### [EXERCISE]
Verbatim output of all the material below is required.

### [RECORDS SUPPLIED]
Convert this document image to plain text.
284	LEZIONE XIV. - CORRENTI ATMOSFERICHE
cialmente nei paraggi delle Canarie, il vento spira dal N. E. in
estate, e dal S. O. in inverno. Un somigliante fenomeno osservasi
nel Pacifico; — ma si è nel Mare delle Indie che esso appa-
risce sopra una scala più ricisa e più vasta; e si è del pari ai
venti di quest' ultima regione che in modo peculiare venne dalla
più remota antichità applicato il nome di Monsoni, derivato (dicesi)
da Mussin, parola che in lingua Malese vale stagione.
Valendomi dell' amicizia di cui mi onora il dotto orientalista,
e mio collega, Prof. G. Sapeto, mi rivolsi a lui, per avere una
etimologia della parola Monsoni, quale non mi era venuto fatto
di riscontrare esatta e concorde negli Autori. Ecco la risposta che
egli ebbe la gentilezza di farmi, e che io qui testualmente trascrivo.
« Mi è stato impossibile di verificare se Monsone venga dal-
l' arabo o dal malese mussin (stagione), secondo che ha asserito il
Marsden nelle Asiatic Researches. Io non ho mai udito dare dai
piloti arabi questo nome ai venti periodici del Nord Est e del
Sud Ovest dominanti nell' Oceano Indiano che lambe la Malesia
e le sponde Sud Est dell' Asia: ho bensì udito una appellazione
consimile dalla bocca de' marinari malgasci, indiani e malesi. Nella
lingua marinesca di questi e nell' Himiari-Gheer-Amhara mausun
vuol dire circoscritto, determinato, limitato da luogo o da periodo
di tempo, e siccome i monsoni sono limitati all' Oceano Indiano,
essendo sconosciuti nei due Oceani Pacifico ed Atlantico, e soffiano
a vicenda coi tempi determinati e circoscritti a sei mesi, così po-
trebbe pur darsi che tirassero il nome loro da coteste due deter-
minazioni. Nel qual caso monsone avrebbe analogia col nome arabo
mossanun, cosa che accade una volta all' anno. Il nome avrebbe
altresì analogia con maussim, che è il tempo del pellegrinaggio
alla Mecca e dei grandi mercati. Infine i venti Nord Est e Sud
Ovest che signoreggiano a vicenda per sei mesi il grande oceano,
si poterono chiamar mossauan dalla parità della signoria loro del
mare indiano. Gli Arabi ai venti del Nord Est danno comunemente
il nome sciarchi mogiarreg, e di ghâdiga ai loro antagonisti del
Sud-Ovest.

### [COMPLETE ANSWER]
Convert this document image to plain text.
284	LEZIONE XIV. - CORRENTI ATMOSFERICHE
cialmente nei paraggi delle Canarie, il vento spira dal N. E. in
estate, e dal S. O. in inverno. Un somigliante fenomeno osservasi
nel Pacifico; — ma si è nel Mare delle Indie che esso appa-
risce sopra una scala più ricisa e più vasta; e si è del pari ai
venti di quest' ultima regione che in modo peculiare venne dalla
più remota antichità applicato il nome di Monsoni, derivato (dicesi)
da Mussin, parola che in lingua Malese vale stagione.
Valendomi dell' amicizia di cui mi onora il dotto orientalista,
e mio collega, Prof. G. Sapeto, mi rivolsi a lui, per avere una
etimologia della parola Monsoni, quale non mi era venuto fatto
di riscontrare esatta e concorde negli Autori. Ecco la risposta che
egli ebbe la gentilezza di farmi, e che io qui testualmente trascrivo.
« Mi è stato impossibile di verificare se Monsone venga dal-
l' arabo o dal malese mussin (stagione), secondo che ha asserito il
Marsden nelle Asiatic Researches. Io non ho mai udito dare dai
piloti arabi questo nome ai venti periodici del Nord Est e del
Sud Ovest dominanti nell' Oceano Indiano che lambe la Malesia
e le sponde Sud Est dell' Asia: ho bensì udito una appellazione
consimile dalla bocca de' marinari malgasci, indiani e malesi. Nella
lingua marinesca di questi e nell' Himiari-Gheer-Amhara mausun
vuol dire circoscritto, determinato, limitato da luogo o da periodo
di tempo, e siccome i monsoni sono limitati all' Oceano Indiano,
essendo sconosciuti nei due Oceani Pacifico ed Atlantico, e soffiano
a vicenda coi tempi determinati e circoscritti a sei mesi, così po-
trebbe pur darsi che tirassero il nome loro da coteste due deter-
minazioni. Nel qual caso monsone avrebbe analogia col nome arabo
mossanun, cosa che accade una volta all' anno. Il nome avrebbe
altresì analogia con maussim, che è il tempo del pellegrinaggio
alla Mecca e dei grandi mercati. Infine i venti Nord Est e Sud
Ovest che signoreggiano a vicenda per sei mesi il grande oceano,
si poterono chiamar mossauan dalla parità della signoria loro del
mare indiano. Gli Arabi ai venti del Nord Est danno comunemente
il nome sciarchi mogiarreg, e di ghâdiga ai loro antagonisti del
Sud-Ovest.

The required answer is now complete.